• SUPPLIED RECORDS:
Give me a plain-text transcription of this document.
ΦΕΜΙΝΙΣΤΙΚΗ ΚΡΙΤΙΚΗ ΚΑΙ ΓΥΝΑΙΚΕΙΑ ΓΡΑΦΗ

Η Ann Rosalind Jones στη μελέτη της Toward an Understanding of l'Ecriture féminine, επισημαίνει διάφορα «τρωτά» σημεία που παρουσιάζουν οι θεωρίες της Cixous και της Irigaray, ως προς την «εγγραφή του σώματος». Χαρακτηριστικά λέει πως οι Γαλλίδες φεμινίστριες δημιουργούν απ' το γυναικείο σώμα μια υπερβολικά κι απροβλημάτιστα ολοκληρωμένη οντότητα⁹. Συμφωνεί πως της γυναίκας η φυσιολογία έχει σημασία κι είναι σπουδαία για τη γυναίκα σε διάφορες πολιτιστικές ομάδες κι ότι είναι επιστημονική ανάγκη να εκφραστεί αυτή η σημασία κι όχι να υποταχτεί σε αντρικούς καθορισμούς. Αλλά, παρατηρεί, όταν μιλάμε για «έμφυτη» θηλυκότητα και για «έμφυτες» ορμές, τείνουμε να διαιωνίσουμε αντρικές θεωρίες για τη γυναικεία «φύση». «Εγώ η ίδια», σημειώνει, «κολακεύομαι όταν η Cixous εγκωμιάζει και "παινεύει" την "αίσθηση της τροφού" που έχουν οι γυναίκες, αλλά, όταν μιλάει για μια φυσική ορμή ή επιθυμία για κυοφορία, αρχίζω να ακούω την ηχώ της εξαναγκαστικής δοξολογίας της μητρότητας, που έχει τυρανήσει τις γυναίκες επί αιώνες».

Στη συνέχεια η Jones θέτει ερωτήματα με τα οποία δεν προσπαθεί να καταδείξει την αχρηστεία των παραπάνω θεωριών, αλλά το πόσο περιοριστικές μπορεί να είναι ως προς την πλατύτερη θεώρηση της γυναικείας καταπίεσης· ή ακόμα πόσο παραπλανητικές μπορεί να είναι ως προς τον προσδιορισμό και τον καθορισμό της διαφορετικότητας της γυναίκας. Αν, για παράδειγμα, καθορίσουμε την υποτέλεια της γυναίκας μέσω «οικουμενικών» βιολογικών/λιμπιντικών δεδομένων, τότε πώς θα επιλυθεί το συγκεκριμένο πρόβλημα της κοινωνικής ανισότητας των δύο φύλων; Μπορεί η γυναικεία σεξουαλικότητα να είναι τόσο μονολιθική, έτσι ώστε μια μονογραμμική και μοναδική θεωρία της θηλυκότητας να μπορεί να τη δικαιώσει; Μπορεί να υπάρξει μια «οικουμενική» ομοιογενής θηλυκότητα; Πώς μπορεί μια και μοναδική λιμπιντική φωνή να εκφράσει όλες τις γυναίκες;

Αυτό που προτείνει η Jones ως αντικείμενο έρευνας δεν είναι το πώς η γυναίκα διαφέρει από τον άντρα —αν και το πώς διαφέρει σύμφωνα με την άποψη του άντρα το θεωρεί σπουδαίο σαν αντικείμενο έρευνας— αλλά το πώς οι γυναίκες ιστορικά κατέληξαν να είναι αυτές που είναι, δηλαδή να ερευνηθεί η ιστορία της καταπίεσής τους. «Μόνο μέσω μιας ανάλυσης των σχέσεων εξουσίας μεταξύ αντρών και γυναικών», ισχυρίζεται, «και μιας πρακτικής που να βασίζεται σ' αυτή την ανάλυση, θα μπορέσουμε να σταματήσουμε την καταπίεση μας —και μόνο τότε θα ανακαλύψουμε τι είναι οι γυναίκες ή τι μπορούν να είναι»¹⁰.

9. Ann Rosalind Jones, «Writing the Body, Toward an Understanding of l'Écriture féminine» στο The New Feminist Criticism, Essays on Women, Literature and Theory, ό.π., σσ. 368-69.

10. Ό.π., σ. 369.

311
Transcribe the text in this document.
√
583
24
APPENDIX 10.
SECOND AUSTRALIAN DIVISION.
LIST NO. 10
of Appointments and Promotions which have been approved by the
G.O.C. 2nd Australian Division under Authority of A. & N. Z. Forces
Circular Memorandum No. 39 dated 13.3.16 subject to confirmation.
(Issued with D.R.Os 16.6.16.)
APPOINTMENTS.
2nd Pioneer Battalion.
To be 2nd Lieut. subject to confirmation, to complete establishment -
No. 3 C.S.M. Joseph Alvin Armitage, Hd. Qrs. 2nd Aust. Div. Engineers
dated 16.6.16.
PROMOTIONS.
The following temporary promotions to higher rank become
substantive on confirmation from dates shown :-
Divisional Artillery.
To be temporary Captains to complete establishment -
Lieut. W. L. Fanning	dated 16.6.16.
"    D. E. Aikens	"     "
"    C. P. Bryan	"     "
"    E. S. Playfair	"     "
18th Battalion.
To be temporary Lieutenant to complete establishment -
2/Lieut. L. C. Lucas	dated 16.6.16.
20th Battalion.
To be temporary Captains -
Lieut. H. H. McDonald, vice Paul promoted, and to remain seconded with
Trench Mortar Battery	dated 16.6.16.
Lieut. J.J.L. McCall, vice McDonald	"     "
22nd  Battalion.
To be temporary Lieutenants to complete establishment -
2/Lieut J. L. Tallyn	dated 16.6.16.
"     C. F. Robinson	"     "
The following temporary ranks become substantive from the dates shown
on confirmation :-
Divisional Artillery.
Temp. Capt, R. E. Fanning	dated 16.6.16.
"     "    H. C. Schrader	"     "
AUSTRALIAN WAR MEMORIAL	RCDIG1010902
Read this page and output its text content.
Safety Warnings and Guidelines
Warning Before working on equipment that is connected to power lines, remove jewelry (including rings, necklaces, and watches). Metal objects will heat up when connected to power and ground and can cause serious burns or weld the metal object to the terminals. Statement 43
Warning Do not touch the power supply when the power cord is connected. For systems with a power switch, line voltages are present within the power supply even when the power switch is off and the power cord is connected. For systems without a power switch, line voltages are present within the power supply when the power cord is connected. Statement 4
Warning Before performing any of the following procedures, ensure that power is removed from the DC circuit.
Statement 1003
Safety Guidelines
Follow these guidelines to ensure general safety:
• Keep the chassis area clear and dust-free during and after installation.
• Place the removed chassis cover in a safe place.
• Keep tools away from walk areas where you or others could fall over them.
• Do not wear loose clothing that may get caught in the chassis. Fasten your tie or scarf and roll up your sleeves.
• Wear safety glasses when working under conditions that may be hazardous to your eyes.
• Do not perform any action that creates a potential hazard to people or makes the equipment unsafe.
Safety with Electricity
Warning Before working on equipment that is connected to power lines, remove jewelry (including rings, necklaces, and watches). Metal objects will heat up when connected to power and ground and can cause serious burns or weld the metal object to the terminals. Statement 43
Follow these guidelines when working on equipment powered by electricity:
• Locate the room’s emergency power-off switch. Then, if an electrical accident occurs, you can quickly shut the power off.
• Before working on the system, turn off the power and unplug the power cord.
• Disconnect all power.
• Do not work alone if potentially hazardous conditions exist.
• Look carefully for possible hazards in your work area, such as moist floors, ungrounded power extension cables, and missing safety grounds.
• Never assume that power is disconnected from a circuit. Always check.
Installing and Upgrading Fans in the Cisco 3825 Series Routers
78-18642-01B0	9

• EXERCISE TASK: Quote the whole listing above, leaving nothing out.

• SOLUTION TO THE PROBLEM:
Give me a plain-text transcription of this document.
ΦΕΜΙΝΙΣΤΙΚΗ ΚΡΙΤΙΚΗ ΚΑΙ ΓΥΝΑΙΚΕΙΑ ΓΡΑΦΗ

Η Ann Rosalind Jones στη μελέτη της Toward an Understanding of l'Ecriture féminine, επισημαίνει διάφορα «τρωτά» σημεία που παρουσιάζουν οι θεωρίες της Cixous και της Irigaray, ως προς την «εγγραφή του σώματος». Χαρακτηριστικά λέει πως οι Γαλλίδες φεμινίστριες δημιουργούν απ' το γυναικείο σώμα μια υπερβολικά κι απροβλημάτιστα ολοκληρωμένη οντότητα⁹. Συμφωνεί πως της γυναίκας η φυσιολογία έχει σημασία κι είναι σπουδαία για τη γυναίκα σε διάφορες πολιτιστικές ομάδες κι ότι είναι επιστημονική ανάγκη να εκφραστεί αυτή η σημασία κι όχι να υποταχτεί σε αντρικούς καθορισμούς. Αλλά, παρατηρεί, όταν μιλάμε για «έμφυτη» θηλυκότητα και για «έμφυτες» ορμές, τείνουμε να διαιωνίσουμε αντρικές θεωρίες για τη γυναικεία «φύση». «Εγώ η ίδια», σημειώνει, «κολακεύομαι όταν η Cixous εγκωμιάζει και "παινεύει" την "αίσθηση της τροφού" που έχουν οι γυναίκες, αλλά, όταν μιλάει για μια φυσική ορμή ή επιθυμία για κυοφορία, αρχίζω να ακούω την ηχώ της εξαναγκαστικής δοξολογίας της μητρότητας, που έχει τυρανήσει τις γυναίκες επί αιώνες».

Στη συνέχεια η Jones θέτει ερωτήματα με τα οποία δεν προσπαθεί να καταδείξει την αχρηστεία των παραπάνω θεωριών, αλλά το πόσο περιοριστικές μπορεί να είναι ως προς την πλατύτερη θεώρηση της γυναικείας καταπίεσης· ή ακόμα πόσο παραπλανητικές μπορεί να είναι ως προς τον προσδιορισμό και τον καθορισμό της διαφορετικότητας της γυναίκας. Αν, για παράδειγμα, καθορίσουμε την υποτέλεια της γυναίκας μέσω «οικουμενικών» βιολογικών/λιμπιντικών δεδομένων, τότε πώς θα επιλυθεί το συγκεκριμένο πρόβλημα της κοινωνικής ανισότητας των δύο φύλων; Μπορεί η γυναικεία σεξουαλικότητα να είναι τόσο μονολιθική, έτσι ώστε μια μονογραμμική και μοναδική θεωρία της θηλυκότητας να μπορεί να τη δικαιώσει; Μπορεί να υπάρξει μια «οικουμενική» ομοιογενής θηλυκότητα; Πώς μπορεί μια και μοναδική λιμπιντική φωνή να εκφράσει όλες τις γυναίκες;

Αυτό που προτείνει η Jones ως αντικείμενο έρευνας δεν είναι το πώς η γυναίκα διαφέρει από τον άντρα —αν και το πώς διαφέρει σύμφωνα με την άποψη του άντρα το θεωρεί σπουδαίο σαν αντικείμενο έρευνας— αλλά το πώς οι γυναίκες ιστορικά κατέληξαν να είναι αυτές που είναι, δηλαδή να ερευνηθεί η ιστορία της καταπίεσής τους. «Μόνο μέσω μιας ανάλυσης των σχέσεων εξουσίας μεταξύ αντρών και γυναικών», ισχυρίζεται, «και μιας πρακτικής που να βασίζεται σ' αυτή την ανάλυση, θα μπορέσουμε να σταματήσουμε την καταπίεση μας —και μόνο τότε θα ανακαλύψουμε τι είναι οι γυναίκες ή τι μπορούν να είναι»¹⁰.

9. Ann Rosalind Jones, «Writing the Body, Toward an Understanding of l'Écriture féminine» στο The New Feminist Criticism, Essays on Women, Literature and Theory, ό.π., σσ. 368-69.

10. Ό.π., σ. 369.

311
Transcribe the text in this document.
√
583
24
APPENDIX 10.
SECOND AUSTRALIAN DIVISION.
LIST NO. 10
of Appointments and Promotions which have been approved by the
G.O.C. 2nd Australian Division under Authority of A. & N. Z. Forces
Circular Memorandum No. 39 dated 13.3.16 subject to confirmation.
(Issued with D.R.Os 16.6.16.)
APPOINTMENTS.
2nd Pioneer Battalion.
To be 2nd Lieut. subject to confirmation, to complete establishment -
No. 3 C.S.M. Joseph Alvin Armitage, Hd. Qrs. 2nd Aust. Div. Engineers
dated 16.6.16.
PROMOTIONS.
The following temporary promotions to higher rank become
substantive on confirmation from dates shown :-
Divisional Artillery.
To be temporary Captains to complete establishment -
Lieut. W. L. Fanning	dated 16.6.16.
"    D. E. Aikens	"     "
"    C. P. Bryan	"     "
"    E. S. Playfair	"     "
18th Battalion.
To be temporary Lieutenant to complete establishment -
2/Lieut. L. C. Lucas	dated 16.6.16.
20th Battalion.
To be temporary Captains -
Lieut. H. H. McDonald, vice Paul promoted, and to remain seconded with
Trench Mortar Battery	dated 16.6.16.
Lieut. J.J.L. McCall, vice McDonald	"     "
22nd  Battalion.
To be temporary Lieutenants to complete establishment -
2/Lieut J. L. Tallyn	dated 16.6.16.
"     C. F. Robinson	"     "
The following temporary ranks become substantive from the dates shown
on confirmation :-
Divisional Artillery.
Temp. Capt, R. E. Fanning	dated 16.6.16.
"     "    H. C. Schrader	"     "
AUSTRALIAN WAR MEMORIAL	RCDIG1010902
Read this page and output its text content.
Safety Warnings and Guidelines
Warning Before working on equipment that is connected to power lines, remove jewelry (including rings, necklaces, and watches). Metal objects will heat up when connected to power and ground and can cause serious burns or weld the metal object to the terminals. Statement 43
Warning Do not touch the power supply when the power cord is connected. For systems with a power switch, line voltages are present within the power supply even when the power switch is off and the power cord is connected. For systems without a power switch, line voltages are present within the power supply when the power cord is connected. Statement 4
Warning Before performing any of the following procedures, ensure that power is removed from the DC circuit.
Statement 1003
Safety Guidelines
Follow these guidelines to ensure general safety:
• Keep the chassis area clear and dust-free during and after installation.
• Place the removed chassis cover in a safe place.
• Keep tools away from walk areas where you or others could fall over them.
• Do not wear loose clothing that may get caught in the chassis. Fasten your tie or scarf and roll up your sleeves.
• Wear safety glasses when working under conditions that may be hazardous to your eyes.
• Do not perform any action that creates a potential hazard to people or makes the equipment unsafe.
Safety with Electricity
Warning Before working on equipment that is connected to power lines, remove jewelry (including rings, necklaces, and watches). Metal objects will heat up when connected to power and ground and can cause serious burns or weld the metal object to the terminals. Statement 43
Follow these guidelines when working on equipment powered by electricity:
• Locate the room’s emergency power-off switch. Then, if an electrical accident occurs, you can quickly shut the power off.
• Before working on the system, turn off the power and unplug the power cord.
• Disconnect all power.
• Do not work alone if potentially hazardous conditions exist.
• Look carefully for possible hazards in your work area, such as moist floors, ungrounded power extension cables, and missing safety grounds.
• Never assume that power is disconnected from a circuit. Always check.
Installing and Upgrading Fans in the Cisco 3825 Series Routers
78-18642-01B0	9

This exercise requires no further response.